EXERCISE AIM
Extract each line holding the word "name" from the entries.

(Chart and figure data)
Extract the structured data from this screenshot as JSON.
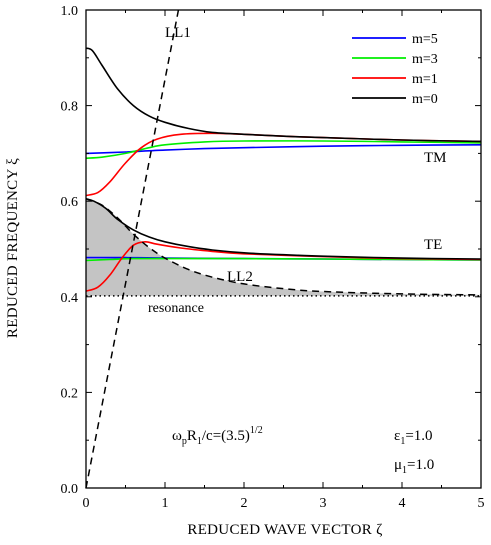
{
  "chart_data": {
    "type": "line",
    "xlabel": "REDUCED WAVE VECTOR ζ",
    "ylabel": "REDUCED FREQUENCY ξ",
    "xlim": [
      0,
      5
    ],
    "ylim": [
      0.0,
      1.0
    ],
    "x_ticks": [
      "0",
      "1",
      "2",
      "3",
      "4",
      "5"
    ],
    "y_ticks": [
      "0.0",
      "0.2",
      "0.4",
      "0.6",
      "0.8",
      "1.0"
    ],
    "legend_position": "top-right",
    "series": [
      {
        "name": "m=5",
        "color": "#0000ff",
        "curves": [
          {
            "x": [
              0,
              0.5,
              1,
              1.5,
              2,
              3,
              4,
              5
            ],
            "y": [
              0.7,
              0.703,
              0.707,
              0.71,
              0.712,
              0.715,
              0.717,
              0.718
            ]
          },
          {
            "x": [
              0,
              0.5,
              1,
              2,
              3,
              4,
              5
            ],
            "y": [
              0.482,
              0.482,
              0.481,
              0.48,
              0.479,
              0.478,
              0.477
            ]
          }
        ]
      },
      {
        "name": "m=3",
        "color": "#00ee00",
        "curves": [
          {
            "x": [
              0,
              0.2,
              0.5,
              0.8,
              1.0,
              1.5,
              2,
              3,
              4,
              5
            ],
            "y": [
              0.69,
              0.692,
              0.7,
              0.712,
              0.718,
              0.724,
              0.726,
              0.726,
              0.724,
              0.722
            ]
          },
          {
            "x": [
              0,
              0.3,
              0.6,
              1.0,
              2,
              3,
              4,
              5
            ],
            "y": [
              0.476,
              0.478,
              0.48,
              0.48,
              0.48,
              0.479,
              0.478,
              0.477
            ]
          }
        ]
      },
      {
        "name": "m=1",
        "color": "#ff0000",
        "curves": [
          {
            "x": [
              0,
              0.15,
              0.3,
              0.5,
              0.7,
              0.9,
              1.2,
              1.6,
              2.0,
              2.5,
              3,
              4,
              5
            ],
            "y": [
              0.612,
              0.618,
              0.64,
              0.68,
              0.712,
              0.73,
              0.74,
              0.742,
              0.74,
              0.736,
              0.733,
              0.728,
              0.725
            ]
          },
          {
            "x": [
              0,
              0.15,
              0.3,
              0.45,
              0.6,
              0.75,
              0.9,
              1.2,
              1.6,
              2,
              3,
              4,
              5
            ],
            "y": [
              0.412,
              0.42,
              0.445,
              0.48,
              0.508,
              0.515,
              0.51,
              0.502,
              0.495,
              0.49,
              0.484,
              0.48,
              0.478
            ]
          }
        ]
      },
      {
        "name": "m=0",
        "color": "#000000",
        "curves": [
          {
            "x": [
              0,
              0.08,
              0.2,
              0.4,
              0.6,
              0.8,
              1.0,
              1.3,
              1.6,
              2,
              2.5,
              3,
              4,
              5
            ],
            "y": [
              0.92,
              0.915,
              0.885,
              0.835,
              0.8,
              0.778,
              0.765,
              0.752,
              0.744,
              0.74,
              0.736,
              0.733,
              0.728,
              0.725
            ]
          },
          {
            "x": [
              0,
              0.1,
              0.25,
              0.4,
              0.6,
              0.8,
              1.0,
              1.3,
              1.6,
              2,
              2.5,
              3,
              4,
              5
            ],
            "y": [
              0.605,
              0.6,
              0.585,
              0.562,
              0.54,
              0.525,
              0.515,
              0.505,
              0.498,
              0.492,
              0.488,
              0.485,
              0.481,
              0.479
            ]
          }
        ]
      }
    ],
    "light_lines": [
      {
        "name": "LL1",
        "style": "dashed",
        "x": [
          0,
          1.17
        ],
        "y": [
          0.0,
          1.0
        ]
      },
      {
        "name": "LL2",
        "style": "dashed",
        "x": [
          0,
          0.2,
          0.4,
          0.6,
          0.8,
          1.0,
          1.3,
          1.6,
          2.0,
          2.5,
          3,
          4,
          5
        ],
        "y": [
          0.605,
          0.592,
          0.565,
          0.531,
          0.503,
          0.481,
          0.457,
          0.441,
          0.427,
          0.417,
          0.411,
          0.406,
          0.404
        ]
      }
    ],
    "resonance": {
      "label": "resonance",
      "y": 0.402,
      "style": "dotted"
    },
    "shaded_region": "between resonance line and LL2",
    "annotations": {
      "ll1": "LL1",
      "ll2": "LL2",
      "tm": "TM",
      "te": "TE",
      "resonance": "resonance",
      "formula_main": "ω",
      "formula_sub_p": "p",
      "formula_R": "R",
      "formula_sub_1": "1",
      "formula_rest": "/c=(3.5)",
      "formula_exp": "1/2",
      "eps_sym": "ε",
      "eps_sub": "1",
      "eps_val": "=1.0",
      "mu_sym": "μ",
      "mu_sub": "1",
      "mu_val": "=1.0"
    }
  }
}
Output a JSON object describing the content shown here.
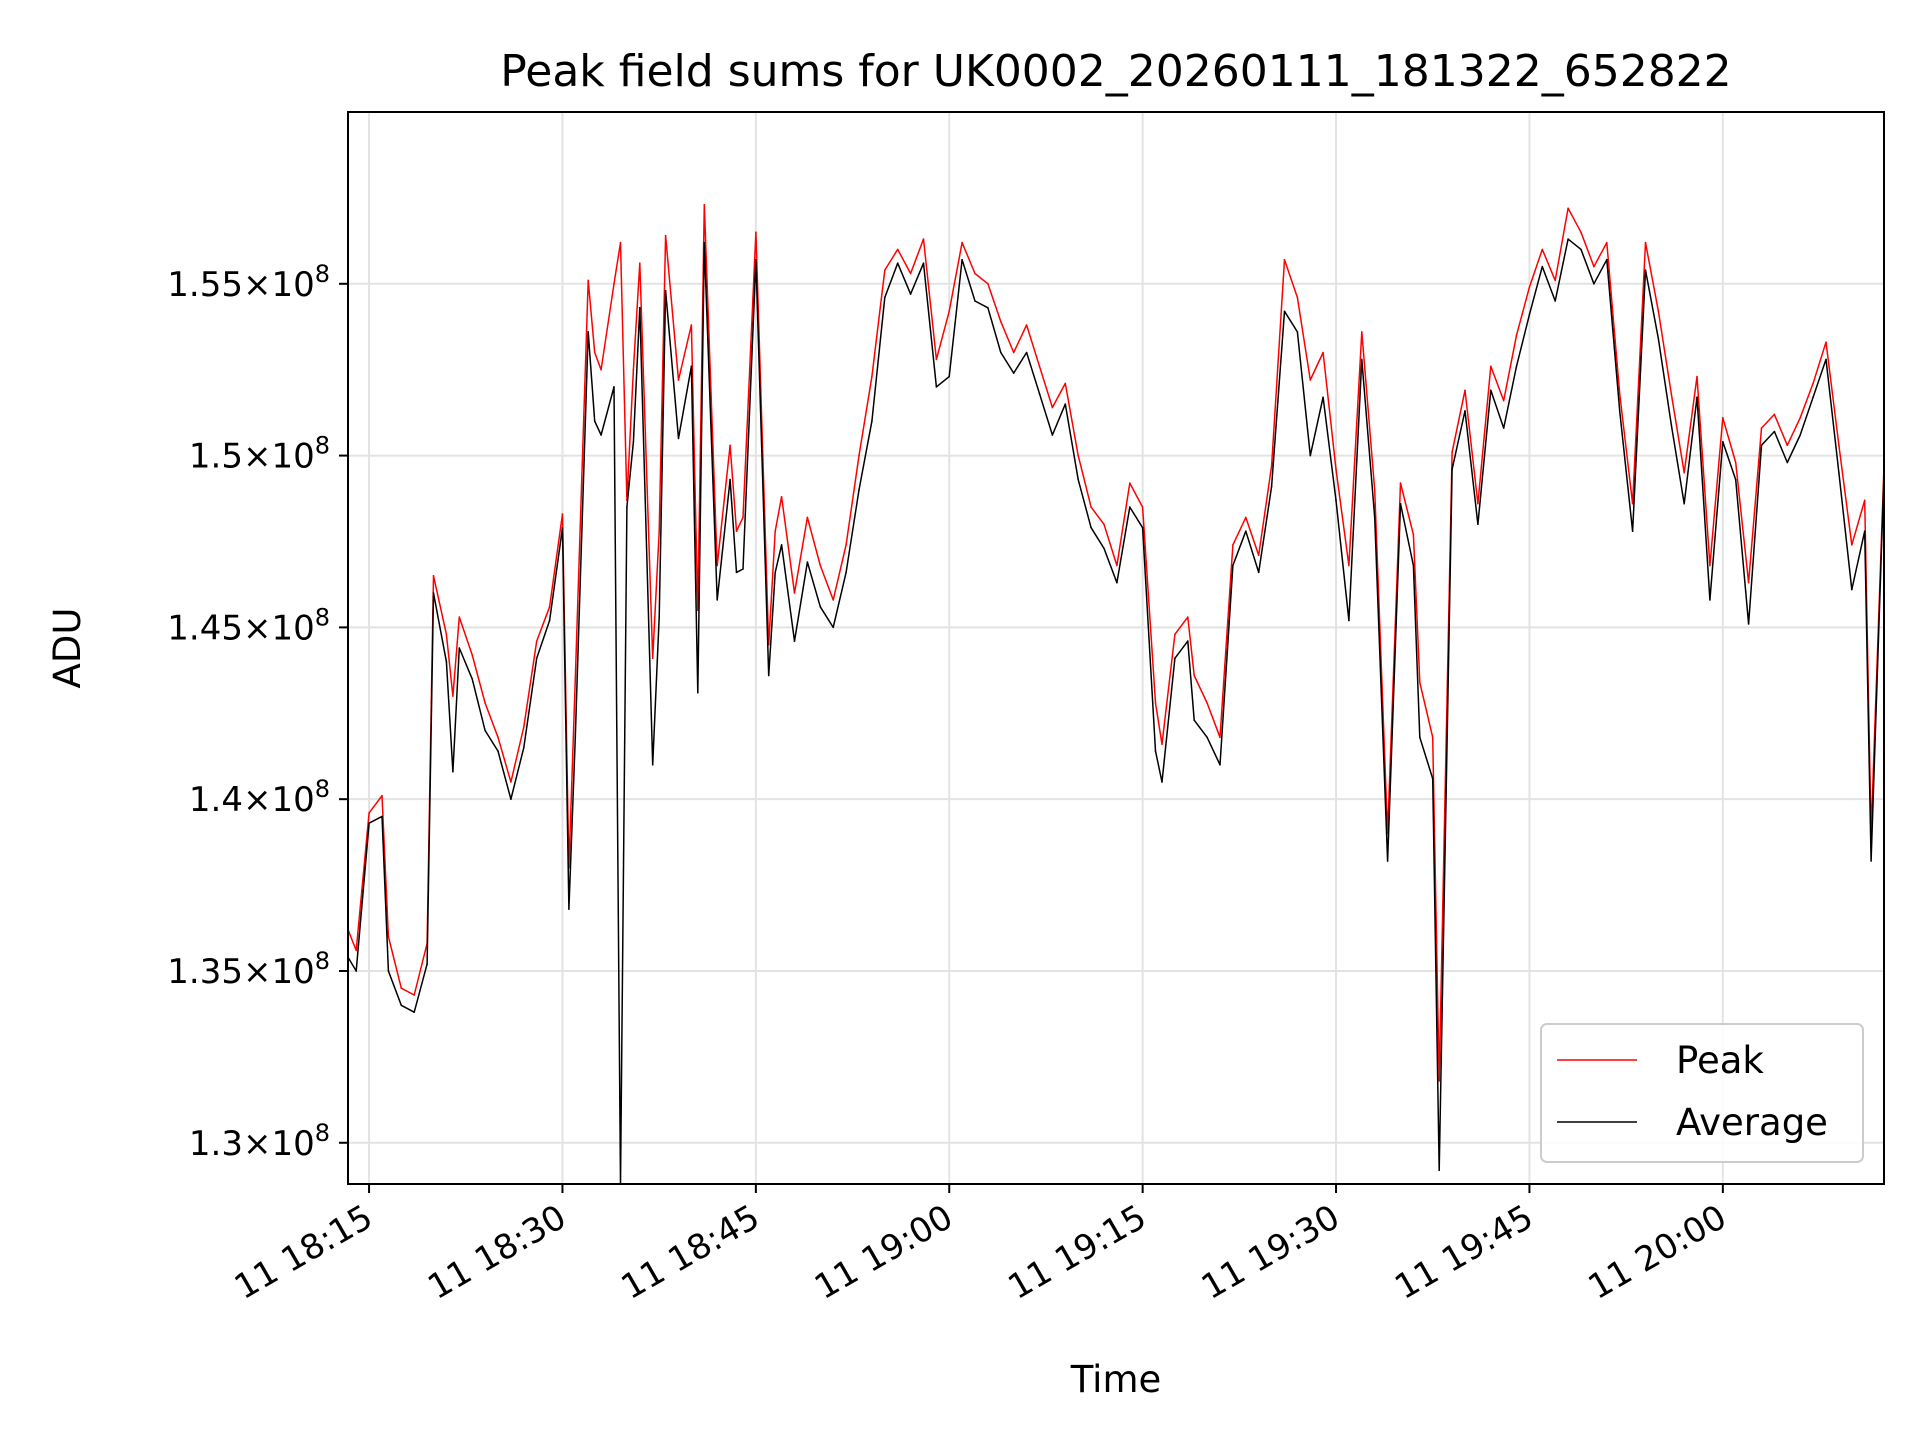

SOLUTION
        "name": "m=5",
        "name": "m=3",
        "name": "m=1",
        "name": "m=0",
        "name": "LL1",
        "name": "LL2",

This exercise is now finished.